---------- EXCERPTED DATA ----------

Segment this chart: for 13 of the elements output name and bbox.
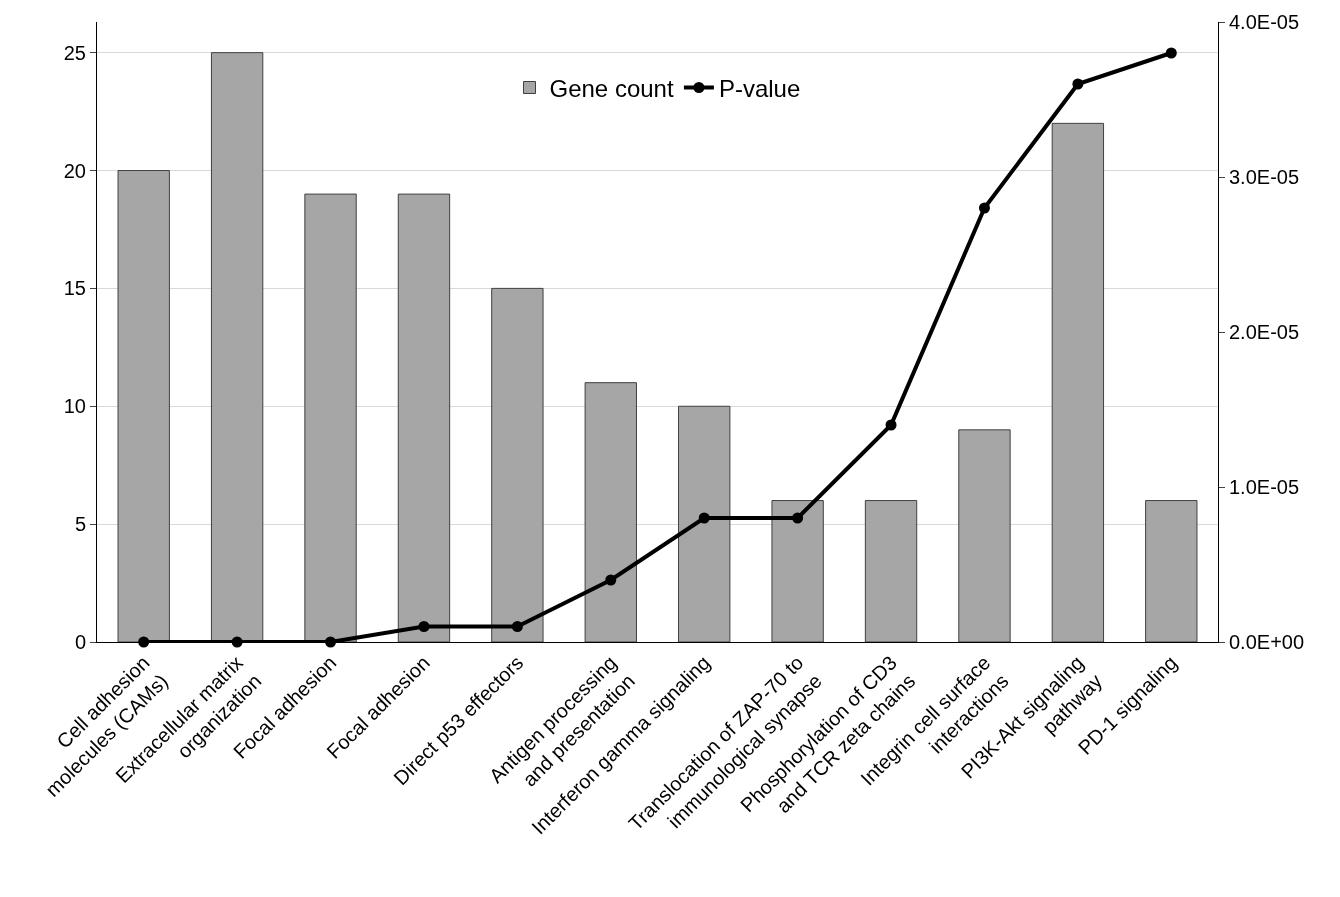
y-tick-label: 20	[63, 159, 86, 182]
legend-label: Gene count	[549, 74, 674, 102]
y2-tick-label: 1.0E-05	[1229, 476, 1300, 498]
y2-tick-label: 0.0E+00	[1229, 631, 1305, 653]
y-tick-label: 15	[63, 277, 86, 300]
y2-tick-label: 4.0E-05	[1229, 11, 1300, 33]
y2-tick-label: 2.0E-05	[1229, 321, 1300, 343]
y-tick-label: 0	[74, 631, 86, 653]
legend-label: P-value	[718, 74, 801, 102]
y2-tick-label: 3.0E-05	[1229, 166, 1300, 188]
y-tick-label: 5	[74, 513, 86, 536]
y-tick-label: 25	[63, 41, 86, 64]
y-tick-label: 10	[63, 395, 86, 418]
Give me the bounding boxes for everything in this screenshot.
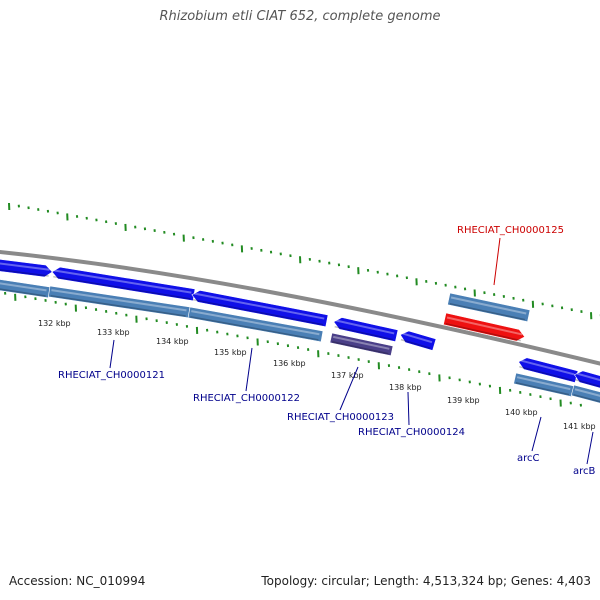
gene-arrow-shine: [0, 281, 47, 292]
scale-label: 139 kbp: [447, 396, 480, 405]
gene-arrow-shine: [0, 261, 50, 271]
gene-reverse: [0, 277, 51, 299]
scale-label: 138 kbp: [389, 383, 422, 392]
gene-arrow-body: [573, 370, 600, 391]
gene-reverse: [187, 306, 324, 343]
gene-forward: [333, 317, 399, 343]
gene-label: RHECIAT_CH0000124: [358, 427, 465, 438]
gene-reverse: [48, 285, 191, 319]
gene-labels: RHECIAT_CH0000121 RHECIAT_CH0000122 RHECIA…: [58, 225, 596, 477]
scale-label: 133 kbp: [97, 328, 130, 337]
scale-label: 137 kbp: [331, 371, 364, 380]
gene-arrow-shine: [520, 359, 575, 376]
gene-arrow-body: [187, 306, 324, 343]
gene-label: arcB: [573, 466, 596, 477]
genome-backbone: [0, 250, 600, 366]
gene-arrow-shine: [193, 292, 325, 320]
gene-arrow-shine: [335, 319, 395, 335]
scale-labels: 132 kbp 133 kbp 134 kbp 135 kbp 136 kbp 137 k…: [38, 319, 596, 431]
gene-reverse: [513, 372, 575, 398]
gene-arrow-shadow: [515, 381, 570, 396]
gene-arrow-shine: [51, 289, 187, 312]
gene-forward: [399, 330, 437, 351]
gene-arrow-shadow: [400, 338, 431, 349]
gene-arrow-body: [333, 317, 399, 343]
gene-arrow-body: [329, 332, 394, 357]
gene-label: RHECIAT_CH0000121: [58, 370, 165, 381]
gene-arrow-shine: [191, 310, 320, 336]
gene-arrow-body: [0, 257, 53, 278]
gene-label: arcC: [517, 453, 540, 464]
gene-leader-line: [109, 339, 115, 369]
gene-arrow-shine: [446, 316, 523, 336]
gene-leader-line: [339, 366, 359, 411]
gene-arrow-body: [191, 290, 329, 328]
gene-leader-line: [493, 237, 501, 286]
gene-arrow-shadow: [573, 393, 600, 405]
gene-arrow-shadow: [192, 298, 324, 326]
scale-label: 136 kbp: [273, 359, 306, 368]
backbone-line: [0, 250, 600, 366]
gene-arrow-shadow: [334, 325, 393, 341]
gene-arrow-shadow: [332, 340, 389, 355]
gene-arrow-body: [570, 384, 600, 407]
gene-arrow-body: [51, 266, 196, 302]
scale-label: 140 kbp: [505, 408, 538, 417]
scale-label: 134 kbp: [156, 337, 189, 346]
gene-arrow-shadow: [449, 302, 526, 321]
accession-label: Accession: NC_010994: [9, 574, 146, 588]
gene-forward: [0, 257, 53, 278]
gene-leader-line: [586, 431, 594, 465]
gene-arrow-body: [0, 277, 51, 299]
gene-leader-line: [531, 416, 542, 452]
gene-label: RHECIAT_CH0000123: [287, 412, 394, 423]
gene-arrow-shadow: [519, 365, 573, 382]
gene-forward: [573, 370, 600, 391]
gene-reverse: [447, 292, 531, 323]
gene-arrow-shadow: [0, 267, 49, 277]
gene-label: RHECIAT_CH0000125: [457, 225, 564, 236]
gene-arrow-shine: [574, 388, 600, 399]
gene-forward: [51, 266, 196, 302]
gene-arrow-shine: [54, 269, 192, 294]
gene-highlighted: [443, 312, 526, 342]
gene-arrow-shine: [516, 376, 571, 391]
map-title: Rhizobium etli CIAT 652, complete genome: [159, 9, 441, 24]
gene-arrow-body: [399, 330, 437, 351]
inner-tick-ring: [4, 291, 582, 407]
gene-arrow-body: [518, 357, 579, 383]
gene-arrow-body: [443, 312, 526, 342]
gene-arrow-shadow: [190, 315, 319, 341]
gene-arrow-shadow: [53, 275, 191, 300]
gene-arrow-shine: [402, 332, 433, 344]
gene-leader-line: [407, 391, 410, 426]
gene-reverse-dark: [329, 332, 394, 357]
gene-arrow-shine: [450, 296, 527, 315]
genome-summary: Topology: circular; Length: 4,513,324 bp…: [261, 574, 591, 588]
gene-arrow-shadow: [445, 322, 521, 342]
gene-arrow-shine: [576, 372, 600, 384]
outer-tick-ring: [8, 202, 600, 320]
scale-label: 141 kbp: [563, 422, 596, 431]
gene-arrow-shine: [333, 335, 390, 350]
scale-label: 135 kbp: [214, 348, 247, 357]
gene-arrow-shadow: [0, 286, 46, 297]
gene-arrow-shadow: [574, 378, 600, 390]
gene-label: RHECIAT_CH0000122: [193, 393, 300, 404]
gene-reverse: [570, 384, 600, 407]
gene-features: [0, 257, 600, 407]
gene-forward: [518, 357, 579, 383]
gene-forward: [191, 290, 329, 328]
gene-arrow-shadow: [50, 294, 186, 317]
gene-arrow-body: [447, 292, 531, 323]
gene-leader-line: [245, 347, 253, 392]
scale-label: 132 kbp: [38, 319, 71, 328]
gene-arrow-body: [513, 372, 575, 398]
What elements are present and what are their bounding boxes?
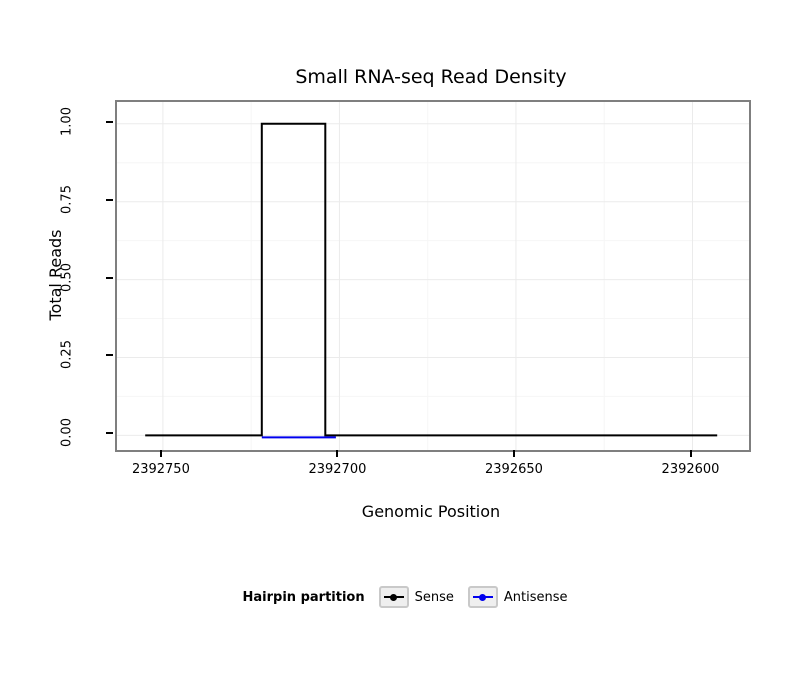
y-tick-label: 0.00 xyxy=(59,418,75,448)
y-tick-mark xyxy=(106,198,113,201)
legend-key-sense xyxy=(378,586,409,608)
legend-key-point xyxy=(390,593,398,601)
x-tick-label: 2392600 xyxy=(661,462,720,477)
legend-item-sense: Sense xyxy=(378,586,454,608)
legend-items: Sense Antisense xyxy=(378,586,568,608)
x-tick-mark xyxy=(689,450,692,457)
y-tick-label: 1.00 xyxy=(59,106,75,136)
x-tick-label: 2392650 xyxy=(485,462,543,477)
y-tick-label: 0.50 xyxy=(59,262,75,292)
legend-item-antisense: Antisense xyxy=(467,586,568,608)
x-tick-label: 2392750 xyxy=(131,462,190,477)
y-tick-mark xyxy=(106,276,113,279)
x-tick-mark xyxy=(512,450,515,457)
plot-area-svg xyxy=(117,102,749,450)
y-tick-mark xyxy=(106,354,113,357)
legend: Hairpin partition Sense Antisense xyxy=(0,582,810,612)
series-line-sense xyxy=(145,122,718,437)
chart-title: Small RNA-seq Read Density xyxy=(295,66,567,88)
plot-panel xyxy=(115,100,751,452)
x-tick-mark xyxy=(336,450,339,457)
y-tick-label: 0.75 xyxy=(59,184,75,214)
legend-key-point xyxy=(479,593,487,601)
legend-label: Antisense xyxy=(503,589,568,605)
legend-title: Hairpin partition xyxy=(242,589,365,605)
y-tick-label: 0.25 xyxy=(59,340,75,370)
y-tick-mark xyxy=(106,120,113,123)
x-tick-label: 2392700 xyxy=(308,462,367,477)
legend-label: Sense xyxy=(414,589,454,605)
x-tick-mark xyxy=(159,450,162,457)
x-axis-title: Genomic Position xyxy=(361,502,501,521)
legend-key-antisense xyxy=(467,586,498,608)
y-tick-mark xyxy=(106,432,113,435)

----------

* PROBLEM DESCRIPTION:
Copy each line above exactly, with no images.

* SOLVED PROBLEM:
Segment this chart: for 13 of the elements output name and bbox.
y-tick-label: 20	[63, 159, 86, 182]
legend-label: Gene count	[549, 74, 674, 102]
y2-tick-label: 1.0E-05	[1229, 476, 1300, 498]
y2-tick-label: 0.0E+00	[1229, 631, 1305, 653]
y-tick-label: 15	[63, 277, 86, 300]
y2-tick-label: 4.0E-05	[1229, 11, 1300, 33]
y2-tick-label: 2.0E-05	[1229, 321, 1300, 343]
y-tick-label: 0	[74, 631, 86, 653]
legend-label: P-value	[718, 74, 801, 102]
y2-tick-label: 3.0E-05	[1229, 166, 1300, 188]
y-tick-label: 5	[74, 513, 86, 536]
y-tick-label: 25	[63, 41, 86, 64]
y-tick-label: 10	[63, 395, 86, 418]
Give me the bounding boxes for everything in this screenshot.
gene-arrow-shine: [0, 281, 47, 292]
scale-label: 139 kbp: [447, 396, 480, 405]
gene-arrow-shine: [0, 261, 50, 271]
gene-reverse: [0, 277, 51, 299]
scale-label: 138 kbp: [389, 383, 422, 392]
gene-arrow-body: [573, 370, 600, 391]
gene-reverse: [187, 306, 324, 343]
gene-forward: [333, 317, 399, 343]
gene-label: RHECIAT_CH0000124: [358, 427, 465, 438]
gene-reverse: [48, 285, 191, 319]
gene-labels: RHECIAT_CH0000121 RHECIAT_CH0000122 RHECIA…: [58, 225, 596, 477]
scale-label: 133 kbp: [97, 328, 130, 337]
scale-label: 137 kbp: [331, 371, 364, 380]
gene-arrow-shine: [520, 359, 575, 376]
gene-arrow-body: [187, 306, 324, 343]
gene-label: arcB: [573, 466, 596, 477]
genome-backbone: [0, 250, 600, 366]
gene-arrow-shine: [193, 292, 325, 320]
gene-arrow-shine: [335, 319, 395, 335]
scale-labels: 132 kbp 133 kbp 134 kbp 135 kbp 136 kbp 137 k…: [38, 319, 596, 431]
gene-reverse: [513, 372, 575, 398]
gene-arrow-shadow: [515, 381, 570, 396]
gene-arrow-shine: [51, 289, 187, 312]
gene-forward: [399, 330, 437, 351]
gene-arrow-shadow: [400, 338, 431, 349]
gene-arrow-body: [333, 317, 399, 343]
gene-arrow-body: [329, 332, 394, 357]
gene-label: RHECIAT_CH0000121: [58, 370, 165, 381]
gene-arrow-shine: [191, 310, 320, 336]
gene-arrow-body: [0, 257, 53, 278]
gene-label: arcC: [517, 453, 540, 464]
gene-leader-line: [109, 339, 115, 369]
gene-arrow-shine: [446, 316, 523, 336]
gene-leader-line: [339, 366, 359, 411]
gene-arrow-body: [191, 290, 329, 328]
gene-leader-line: [493, 237, 501, 286]
gene-arrow-shadow: [573, 393, 600, 405]
gene-arrow-shadow: [192, 298, 324, 326]
scale-label: 136 kbp: [273, 359, 306, 368]
backbone-line: [0, 250, 600, 366]
gene-arrow-shadow: [334, 325, 393, 341]
gene-arrow-shadow: [332, 340, 389, 355]
gene-arrow-body: [570, 384, 600, 407]
gene-arrow-body: [51, 266, 196, 302]
scale-label: 140 kbp: [505, 408, 538, 417]
scale-label: 134 kbp: [156, 337, 189, 346]
gene-arrow-shadow: [449, 302, 526, 321]
accession-label: Accession: NC_010994: [9, 574, 146, 588]
gene-forward: [0, 257, 53, 278]
gene-leader-line: [586, 431, 594, 465]
gene-arrow-body: [0, 277, 51, 299]
gene-leader-line: [531, 416, 542, 452]
gene-label: RHECIAT_CH0000123: [287, 412, 394, 423]
gene-arrow-shadow: [519, 365, 573, 382]
gene-forward: [573, 370, 600, 391]
gene-reverse: [447, 292, 531, 323]
gene-arrow-shadow: [0, 267, 49, 277]
gene-label: RHECIAT_CH0000125: [457, 225, 564, 236]
gene-arrow-shine: [574, 388, 600, 399]
gene-forward: [51, 266, 196, 302]
gene-arrow-shine: [54, 269, 192, 294]
gene-highlighted: [443, 312, 526, 342]
gene-arrow-shine: [516, 376, 571, 391]
map-title: Rhizobium etli CIAT 652, complete genome: [159, 9, 441, 24]
gene-arrow-body: [399, 330, 437, 351]
inner-tick-ring: [4, 291, 582, 407]
gene-arrow-body: [518, 357, 579, 383]
gene-arrow-body: [443, 312, 526, 342]
gene-arrow-shadow: [190, 315, 319, 341]
gene-arrow-shadow: [53, 275, 191, 300]
gene-arrow-shine: [402, 332, 433, 344]
gene-leader-line: [407, 391, 410, 426]
gene-reverse-dark: [329, 332, 394, 357]
gene-arrow-shine: [450, 296, 527, 315]
genome-summary: Topology: circular; Length: 4,513,324 bp…: [261, 574, 591, 588]
gene-arrow-shadow: [445, 322, 521, 342]
gene-arrow-shine: [576, 372, 600, 384]
outer-tick-ring: [8, 202, 600, 320]
scale-label: 141 kbp: [563, 422, 596, 431]
gene-arrow-shine: [333, 335, 390, 350]
scale-label: 135 kbp: [214, 348, 247, 357]
gene-arrow-shadow: [0, 286, 46, 297]
gene-arrow-shadow: [574, 378, 600, 390]
gene-label: RHECIAT_CH0000122: [193, 393, 300, 404]
gene-reverse: [570, 384, 600, 407]
gene-features: [0, 257, 600, 407]
gene-forward: [518, 357, 579, 383]
gene-forward: [191, 290, 329, 328]
gene-arrow-shadow: [50, 294, 186, 317]
gene-arrow-body: [447, 292, 531, 323]
gene-leader-line: [245, 347, 253, 392]
scale-label: 132 kbp: [38, 319, 71, 328]
gene-arrow-body: [513, 372, 575, 398]
What elements are present and what are their bounding boxes?
y-tick-label: 0.00 xyxy=(59,418,75,448)
y-tick-mark xyxy=(106,198,113,201)
legend-key-sense xyxy=(378,586,409,608)
legend-key-point xyxy=(390,593,398,601)
x-tick-label: 2392600 xyxy=(661,462,720,477)
legend-item-sense: Sense xyxy=(378,586,454,608)
legend-items: Sense Antisense xyxy=(378,586,568,608)
x-tick-mark xyxy=(689,450,692,457)
y-tick-label: 1.00 xyxy=(59,106,75,136)
x-tick-label: 2392650 xyxy=(485,462,543,477)
y-tick-label: 0.50 xyxy=(59,262,75,292)
legend-item-antisense: Antisense xyxy=(467,586,568,608)
x-tick-label: 2392750 xyxy=(131,462,190,477)
y-tick-mark xyxy=(106,276,113,279)
x-tick-mark xyxy=(512,450,515,457)
plot-area-svg xyxy=(117,102,749,450)
y-tick-mark xyxy=(106,354,113,357)
legend: Hairpin partition Sense Antisense xyxy=(0,582,810,612)
series-line-sense xyxy=(145,122,718,437)
chart-title: Small RNA-seq Read Density xyxy=(295,66,567,88)
plot-panel xyxy=(115,100,751,452)
x-tick-mark xyxy=(336,450,339,457)
y-tick-label: 0.75 xyxy=(59,184,75,214)
legend-key-point xyxy=(479,593,487,601)
legend-label: Antisense xyxy=(503,589,568,605)
legend-title: Hairpin partition xyxy=(242,589,365,605)
y-tick-label: 0.25 xyxy=(59,340,75,370)
y-tick-mark xyxy=(106,120,113,123)
x-tick-label: 2392700 xyxy=(308,462,367,477)
legend-label: Sense xyxy=(414,589,454,605)
x-tick-mark xyxy=(159,450,162,457)
x-axis-title: Genomic Position xyxy=(361,502,501,521)
legend-key-antisense xyxy=(467,586,498,608)
y-tick-mark xyxy=(106,432,113,435)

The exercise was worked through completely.